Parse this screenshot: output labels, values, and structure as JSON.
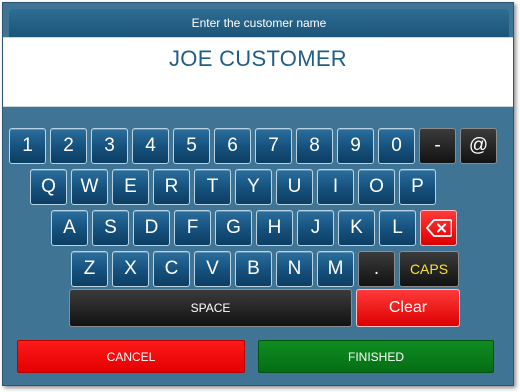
{
  "header": {
    "title": "Enter the customer name"
  },
  "name_field": {
    "value": "JOE CUSTOMER"
  },
  "keyboard": {
    "row1": [
      "1",
      "2",
      "3",
      "4",
      "5",
      "6",
      "7",
      "8",
      "9",
      "0",
      "-",
      "@"
    ],
    "row2": [
      "Q",
      "W",
      "E",
      "R",
      "T",
      "Y",
      "U",
      "I",
      "O",
      "P"
    ],
    "row3": [
      "A",
      "S",
      "D",
      "F",
      "G",
      "H",
      "J",
      "K",
      "L"
    ],
    "row4": [
      "Z",
      "X",
      "C",
      "V",
      "B",
      "N",
      "M",
      "."
    ],
    "caps_label": "CAPS",
    "space_label": "SPACE",
    "clear_label": "Clear",
    "backspace_icon": "backspace-icon"
  },
  "actions": {
    "cancel_label": "CANCEL",
    "finished_label": "FINISHED"
  },
  "colors": {
    "key_blue": "#15507c",
    "key_dark": "#1e1e1e",
    "key_red": "#ee0000",
    "caps_text": "#f7e433",
    "cancel": "#f00000",
    "finished": "#0a7d1a",
    "background": "#3f7495",
    "name_text": "#1f5f86"
  }
}
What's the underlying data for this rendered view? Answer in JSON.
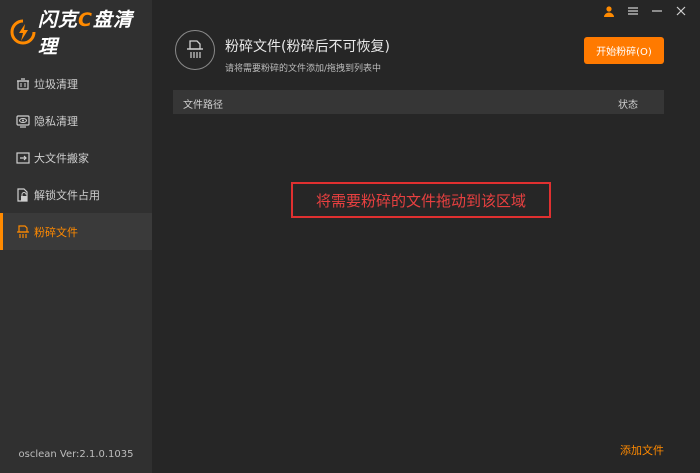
{
  "app": {
    "logo_prefix": "闪克",
    "logo_accent": "C",
    "logo_suffix": "盘清理",
    "version": "osclean Ver:2.1.0.1035"
  },
  "sidebar": {
    "items": [
      {
        "label": "垃圾清理",
        "icon": "trash-icon"
      },
      {
        "label": "隐私清理",
        "icon": "eye-icon"
      },
      {
        "label": "大文件搬家",
        "icon": "move-file-icon"
      },
      {
        "label": "解锁文件占用",
        "icon": "unlock-file-icon"
      },
      {
        "label": "粉碎文件",
        "icon": "shred-icon",
        "active": true
      }
    ]
  },
  "header": {
    "title": "粉碎文件(粉碎后不可恢复)",
    "subtitle": "请将需要粉碎的文件添加/拖拽到列表中",
    "start_button": "开始粉碎(O)"
  },
  "table": {
    "col_path": "文件路径",
    "col_status": "状态"
  },
  "drop_hint": "将需要粉碎的文件拖动到该区域",
  "footer": {
    "add_file": "添加文件"
  },
  "colors": {
    "accent": "#ff7a00",
    "hint_red": "#e03030",
    "sidebar_bg": "#303030",
    "main_bg": "#262626"
  }
}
- - -
▸ **PROBLEM STATEMENT**
Using the records above, extract exactly and only the lines from the one with "What's the underlying" through the final line, inclusive, leaving out pictures.

▸ **RESULT OF THE EXERCISE**
What's the underlying data for this rendered view? Answer in JSON.
{
  "app": {
    "logo_prefix": "闪克",
    "logo_accent": "C",
    "logo_suffix": "盘清理",
    "version": "osclean Ver:2.1.0.1035"
  },
  "sidebar": {
    "items": [
      {
        "label": "垃圾清理",
        "icon": "trash-icon"
      },
      {
        "label": "隐私清理",
        "icon": "eye-icon"
      },
      {
        "label": "大文件搬家",
        "icon": "move-file-icon"
      },
      {
        "label": "解锁文件占用",
        "icon": "unlock-file-icon"
      },
      {
        "label": "粉碎文件",
        "icon": "shred-icon",
        "active": true
      }
    ]
  },
  "header": {
    "title": "粉碎文件(粉碎后不可恢复)",
    "subtitle": "请将需要粉碎的文件添加/拖拽到列表中",
    "start_button": "开始粉碎(O)"
  },
  "table": {
    "col_path": "文件路径",
    "col_status": "状态"
  },
  "drop_hint": "将需要粉碎的文件拖动到该区域",
  "footer": {
    "add_file": "添加文件"
  },
  "colors": {
    "accent": "#ff7a00",
    "hint_red": "#e03030",
    "sidebar_bg": "#303030",
    "main_bg": "#262626"
  }
}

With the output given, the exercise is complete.